Task objective: Only a number is wanted. Count the lines holding the string "denied".

Dataset excerpts:
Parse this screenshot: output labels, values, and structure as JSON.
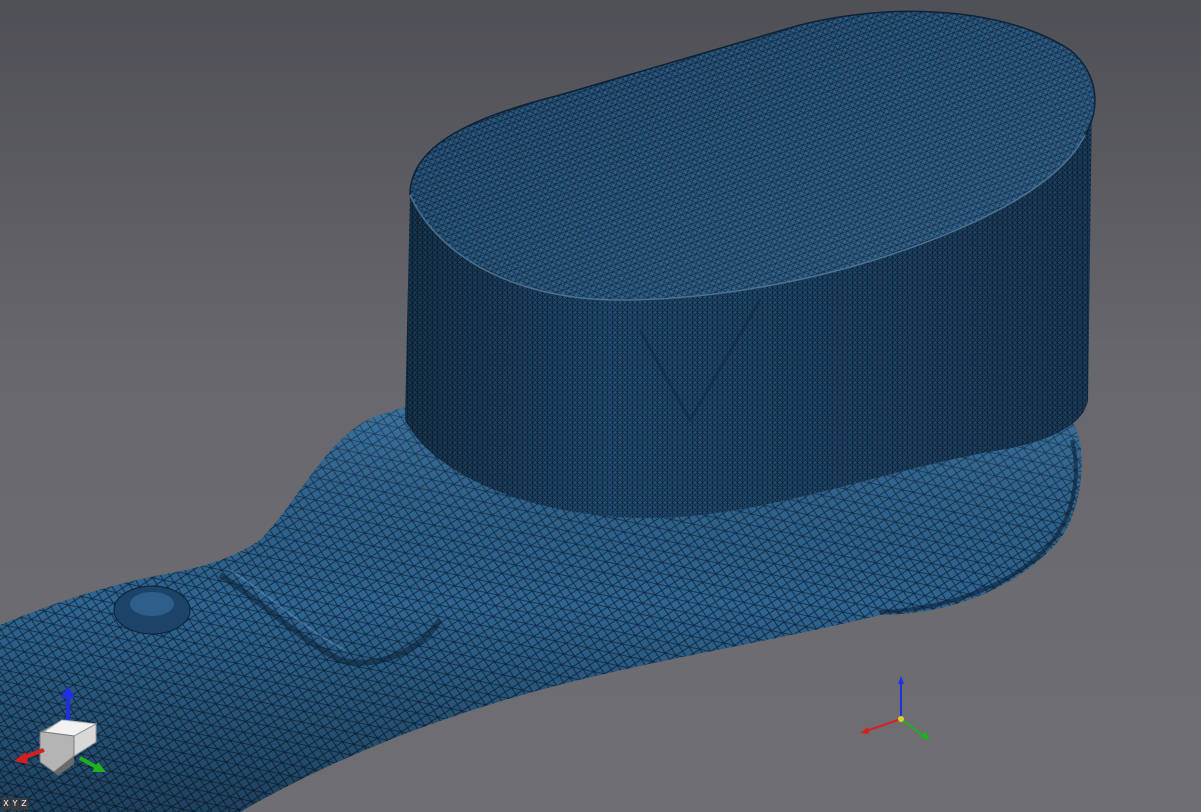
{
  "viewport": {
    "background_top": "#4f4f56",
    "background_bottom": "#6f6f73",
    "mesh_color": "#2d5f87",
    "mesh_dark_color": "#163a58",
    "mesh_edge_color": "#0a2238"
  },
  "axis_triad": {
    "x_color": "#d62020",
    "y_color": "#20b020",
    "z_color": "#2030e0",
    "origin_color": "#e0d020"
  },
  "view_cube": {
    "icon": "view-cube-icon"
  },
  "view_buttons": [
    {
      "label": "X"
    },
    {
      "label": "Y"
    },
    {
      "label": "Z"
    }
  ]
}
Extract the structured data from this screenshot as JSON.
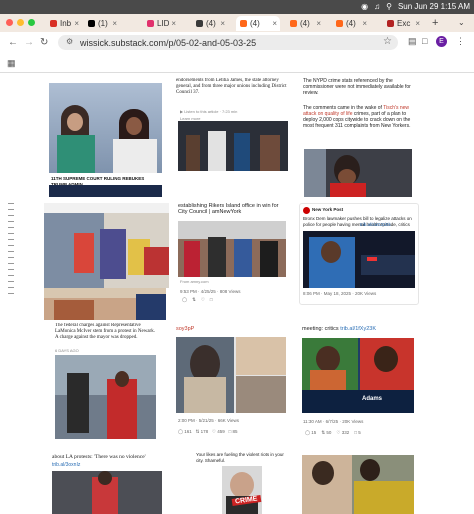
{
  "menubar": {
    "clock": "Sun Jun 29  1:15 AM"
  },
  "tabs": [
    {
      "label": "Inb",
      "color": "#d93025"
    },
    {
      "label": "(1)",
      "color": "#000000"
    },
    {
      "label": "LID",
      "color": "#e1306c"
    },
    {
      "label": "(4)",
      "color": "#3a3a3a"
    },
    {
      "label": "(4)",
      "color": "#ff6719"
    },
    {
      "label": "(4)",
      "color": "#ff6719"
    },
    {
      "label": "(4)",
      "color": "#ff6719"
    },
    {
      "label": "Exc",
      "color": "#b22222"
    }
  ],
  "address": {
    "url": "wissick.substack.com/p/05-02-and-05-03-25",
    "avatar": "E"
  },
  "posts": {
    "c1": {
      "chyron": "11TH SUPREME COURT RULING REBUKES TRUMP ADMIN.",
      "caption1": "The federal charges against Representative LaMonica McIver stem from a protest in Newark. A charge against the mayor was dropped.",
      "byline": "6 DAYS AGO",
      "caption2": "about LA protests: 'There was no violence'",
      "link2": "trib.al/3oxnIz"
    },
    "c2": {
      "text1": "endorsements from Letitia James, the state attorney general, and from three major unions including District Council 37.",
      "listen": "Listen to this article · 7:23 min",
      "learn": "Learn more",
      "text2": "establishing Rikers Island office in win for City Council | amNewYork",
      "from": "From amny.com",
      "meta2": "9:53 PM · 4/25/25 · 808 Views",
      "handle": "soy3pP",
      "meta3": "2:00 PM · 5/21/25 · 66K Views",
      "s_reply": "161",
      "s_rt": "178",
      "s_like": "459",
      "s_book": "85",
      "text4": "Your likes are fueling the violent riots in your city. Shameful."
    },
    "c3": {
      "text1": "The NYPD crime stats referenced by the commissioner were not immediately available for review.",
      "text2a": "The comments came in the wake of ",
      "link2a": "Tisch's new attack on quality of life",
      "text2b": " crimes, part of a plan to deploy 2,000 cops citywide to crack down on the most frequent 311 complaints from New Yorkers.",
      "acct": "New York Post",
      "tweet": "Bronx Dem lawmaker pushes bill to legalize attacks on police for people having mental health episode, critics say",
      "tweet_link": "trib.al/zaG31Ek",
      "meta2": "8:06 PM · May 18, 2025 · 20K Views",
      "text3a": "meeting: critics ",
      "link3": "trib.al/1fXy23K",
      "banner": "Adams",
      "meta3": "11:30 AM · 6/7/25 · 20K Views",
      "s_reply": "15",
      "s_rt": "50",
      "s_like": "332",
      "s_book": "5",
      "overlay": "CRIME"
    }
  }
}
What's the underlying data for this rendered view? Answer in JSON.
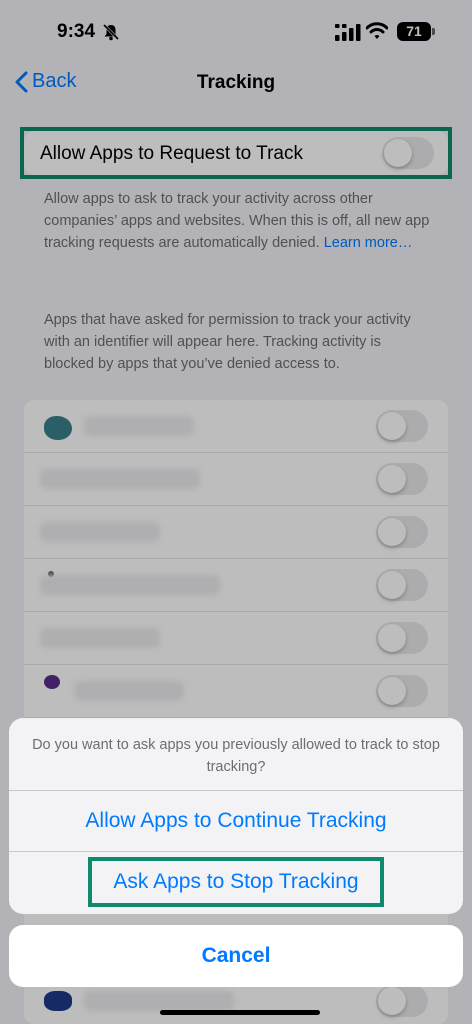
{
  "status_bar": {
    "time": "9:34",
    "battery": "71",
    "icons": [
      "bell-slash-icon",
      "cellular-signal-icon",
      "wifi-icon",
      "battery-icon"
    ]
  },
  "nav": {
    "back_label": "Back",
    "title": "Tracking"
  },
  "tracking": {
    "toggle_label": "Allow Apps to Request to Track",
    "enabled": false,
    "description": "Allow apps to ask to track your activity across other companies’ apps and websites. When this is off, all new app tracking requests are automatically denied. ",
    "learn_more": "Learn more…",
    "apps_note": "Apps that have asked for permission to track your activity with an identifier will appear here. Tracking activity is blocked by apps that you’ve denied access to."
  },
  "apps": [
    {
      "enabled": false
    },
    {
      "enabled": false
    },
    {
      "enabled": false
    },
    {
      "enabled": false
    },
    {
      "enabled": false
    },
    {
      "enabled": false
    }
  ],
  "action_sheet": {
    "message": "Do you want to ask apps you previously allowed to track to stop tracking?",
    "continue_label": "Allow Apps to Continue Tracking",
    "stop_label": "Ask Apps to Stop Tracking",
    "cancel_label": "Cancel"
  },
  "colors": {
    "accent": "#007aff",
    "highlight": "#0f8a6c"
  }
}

In response: 2